Aim
Output the data that follows exactly, line for line.

(Dataset records)
____________________
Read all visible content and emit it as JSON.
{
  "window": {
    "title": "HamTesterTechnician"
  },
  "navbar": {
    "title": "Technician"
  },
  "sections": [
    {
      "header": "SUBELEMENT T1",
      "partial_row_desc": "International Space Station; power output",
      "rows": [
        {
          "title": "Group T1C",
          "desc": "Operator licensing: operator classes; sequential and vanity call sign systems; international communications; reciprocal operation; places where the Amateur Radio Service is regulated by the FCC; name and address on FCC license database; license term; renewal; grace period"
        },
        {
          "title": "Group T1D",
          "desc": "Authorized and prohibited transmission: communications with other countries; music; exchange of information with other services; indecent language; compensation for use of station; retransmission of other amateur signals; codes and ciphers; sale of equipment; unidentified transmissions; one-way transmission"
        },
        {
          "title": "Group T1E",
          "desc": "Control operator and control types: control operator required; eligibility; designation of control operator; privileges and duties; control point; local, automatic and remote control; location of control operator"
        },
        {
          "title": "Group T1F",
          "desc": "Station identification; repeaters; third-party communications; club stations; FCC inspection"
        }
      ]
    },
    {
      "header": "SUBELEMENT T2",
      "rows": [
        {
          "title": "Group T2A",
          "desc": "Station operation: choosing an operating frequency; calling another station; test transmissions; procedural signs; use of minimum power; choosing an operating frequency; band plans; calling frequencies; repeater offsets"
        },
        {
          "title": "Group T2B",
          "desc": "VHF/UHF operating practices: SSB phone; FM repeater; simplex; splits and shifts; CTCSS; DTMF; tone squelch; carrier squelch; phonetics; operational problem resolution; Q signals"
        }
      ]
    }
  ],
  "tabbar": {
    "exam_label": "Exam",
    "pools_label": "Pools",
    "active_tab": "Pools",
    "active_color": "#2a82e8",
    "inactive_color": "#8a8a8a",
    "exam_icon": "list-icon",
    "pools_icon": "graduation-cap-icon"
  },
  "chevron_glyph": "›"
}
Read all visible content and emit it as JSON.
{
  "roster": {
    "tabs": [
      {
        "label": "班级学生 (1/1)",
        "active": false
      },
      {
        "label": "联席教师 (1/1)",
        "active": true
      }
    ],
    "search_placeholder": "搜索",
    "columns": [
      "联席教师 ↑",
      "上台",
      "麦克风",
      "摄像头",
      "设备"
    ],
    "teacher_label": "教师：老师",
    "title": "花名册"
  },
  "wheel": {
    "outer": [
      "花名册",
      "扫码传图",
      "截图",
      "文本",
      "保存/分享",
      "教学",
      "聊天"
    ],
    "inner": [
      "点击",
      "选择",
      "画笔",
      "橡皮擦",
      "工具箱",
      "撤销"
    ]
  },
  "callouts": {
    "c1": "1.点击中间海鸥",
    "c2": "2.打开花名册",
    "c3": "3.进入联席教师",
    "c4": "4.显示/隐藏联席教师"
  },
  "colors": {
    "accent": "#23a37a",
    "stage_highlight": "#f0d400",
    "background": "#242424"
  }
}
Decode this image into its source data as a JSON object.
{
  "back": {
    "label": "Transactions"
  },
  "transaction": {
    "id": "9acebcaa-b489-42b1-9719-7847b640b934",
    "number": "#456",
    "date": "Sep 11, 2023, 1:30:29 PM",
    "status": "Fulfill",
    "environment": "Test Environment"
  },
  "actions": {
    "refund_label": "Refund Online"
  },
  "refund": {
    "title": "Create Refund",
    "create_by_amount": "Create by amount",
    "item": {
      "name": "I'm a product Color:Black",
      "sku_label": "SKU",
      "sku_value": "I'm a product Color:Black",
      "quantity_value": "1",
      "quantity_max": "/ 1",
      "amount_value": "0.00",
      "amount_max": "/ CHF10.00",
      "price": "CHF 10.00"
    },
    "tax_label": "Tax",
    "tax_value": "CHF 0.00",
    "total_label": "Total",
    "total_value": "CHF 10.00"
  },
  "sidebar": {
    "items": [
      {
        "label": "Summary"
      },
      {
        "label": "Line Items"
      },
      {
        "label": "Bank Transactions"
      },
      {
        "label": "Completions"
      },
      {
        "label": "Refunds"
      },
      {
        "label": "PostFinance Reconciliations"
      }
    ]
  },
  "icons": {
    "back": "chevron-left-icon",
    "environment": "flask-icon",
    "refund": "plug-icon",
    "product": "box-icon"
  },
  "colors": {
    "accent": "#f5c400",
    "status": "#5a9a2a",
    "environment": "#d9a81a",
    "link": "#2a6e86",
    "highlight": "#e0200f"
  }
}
____________________
Written solution
Read all visible content and emit it as JSON.
{
  "window": {
    "title": "HamTesterTechnician"
  },
  "navbar": {
    "title": "Technician"
  },
  "sections": [
    {
      "header": "SUBELEMENT T1",
      "partial_row_desc": "International Space Station; power output",
      "rows": [
        {
          "title": "Group T1C",
          "desc": "Operator licensing: operator classes; sequential and vanity call sign systems; international communications; reciprocal operation; places where the Amateur Radio Service is regulated by the FCC; name and address on FCC license database; license term; renewal; grace period"
        },
        {
          "title": "Group T1D",
          "desc": "Authorized and prohibited transmission: communications with other countries; music; exchange of information with other services; indecent language; compensation for use of station; retransmission of other amateur signals; codes and ciphers; sale of equipment; unidentified transmissions; one-way transmission"
        },
        {
          "title": "Group T1E",
          "desc": "Control operator and control types: control operator required; eligibility; designation of control operator; privileges and duties; control point; local, automatic and remote control; location of control operator"
        },
        {
          "title": "Group T1F",
          "desc": "Station identification; repeaters; third-party communications; club stations; FCC inspection"
        }
      ]
    },
    {
      "header": "SUBELEMENT T2",
      "rows": [
        {
          "title": "Group T2A",
          "desc": "Station operation: choosing an operating frequency; calling another station; test transmissions; procedural signs; use of minimum power; choosing an operating frequency; band plans; calling frequencies; repeater offsets"
        },
        {
          "title": "Group T2B",
          "desc": "VHF/UHF operating practices: SSB phone; FM repeater; simplex; splits and shifts; CTCSS; DTMF; tone squelch; carrier squelch; phonetics; operational problem resolution; Q signals"
        }
      ]
    }
  ],
  "tabbar": {
    "exam_label": "Exam",
    "pools_label": "Pools",
    "active_tab": "Pools",
    "active_color": "#2a82e8",
    "inactive_color": "#8a8a8a",
    "exam_icon": "list-icon",
    "pools_icon": "graduation-cap-icon"
  },
  "chevron_glyph": "›"
}
Read all visible content and emit it as JSON.
{
  "roster": {
    "tabs": [
      {
        "label": "班级学生 (1/1)",
        "active": false
      },
      {
        "label": "联席教师 (1/1)",
        "active": true
      }
    ],
    "search_placeholder": "搜索",
    "columns": [
      "联席教师 ↑",
      "上台",
      "麦克风",
      "摄像头",
      "设备"
    ],
    "teacher_label": "教师：老师",
    "title": "花名册"
  },
  "wheel": {
    "outer": [
      "花名册",
      "扫码传图",
      "截图",
      "文本",
      "保存/分享",
      "教学",
      "聊天"
    ],
    "inner": [
      "点击",
      "选择",
      "画笔",
      "橡皮擦",
      "工具箱",
      "撤销"
    ]
  },
  "callouts": {
    "c1": "1.点击中间海鸥",
    "c2": "2.打开花名册",
    "c3": "3.进入联席教师",
    "c4": "4.显示/隐藏联席教师"
  },
  "colors": {
    "accent": "#23a37a",
    "stage_highlight": "#f0d400",
    "background": "#242424"
  }
}
Decode this image into its source data as a JSON object.
{
  "back": {
    "label": "Transactions"
  },
  "transaction": {
    "id": "9acebcaa-b489-42b1-9719-7847b640b934",
    "number": "#456",
    "date": "Sep 11, 2023, 1:30:29 PM",
    "status": "Fulfill",
    "environment": "Test Environment"
  },
  "actions": {
    "refund_label": "Refund Online"
  },
  "refund": {
    "title": "Create Refund",
    "create_by_amount": "Create by amount",
    "item": {
      "name": "I'm a product Color:Black",
      "sku_label": "SKU",
      "sku_value": "I'm a product Color:Black",
      "quantity_value": "1",
      "quantity_max": "/ 1",
      "amount_value": "0.00",
      "amount_max": "/ CHF10.00",
      "price": "CHF 10.00"
    },
    "tax_label": "Tax",
    "tax_value": "CHF 0.00",
    "total_label": "Total",
    "total_value": "CHF 10.00"
  },
  "sidebar": {
    "items": [
      {
        "label": "Summary"
      },
      {
        "label": "Line Items"
      },
      {
        "label": "Bank Transactions"
      },
      {
        "label": "Completions"
      },
      {
        "label": "Refunds"
      },
      {
        "label": "PostFinance Reconciliations"
      }
    ]
  },
  "icons": {
    "back": "chevron-left-icon",
    "environment": "flask-icon",
    "refund": "plug-icon",
    "product": "box-icon"
  },
  "colors": {
    "accent": "#f5c400",
    "status": "#5a9a2a",
    "environment": "#d9a81a",
    "link": "#2a6e86",
    "highlight": "#e0200f"
  }
}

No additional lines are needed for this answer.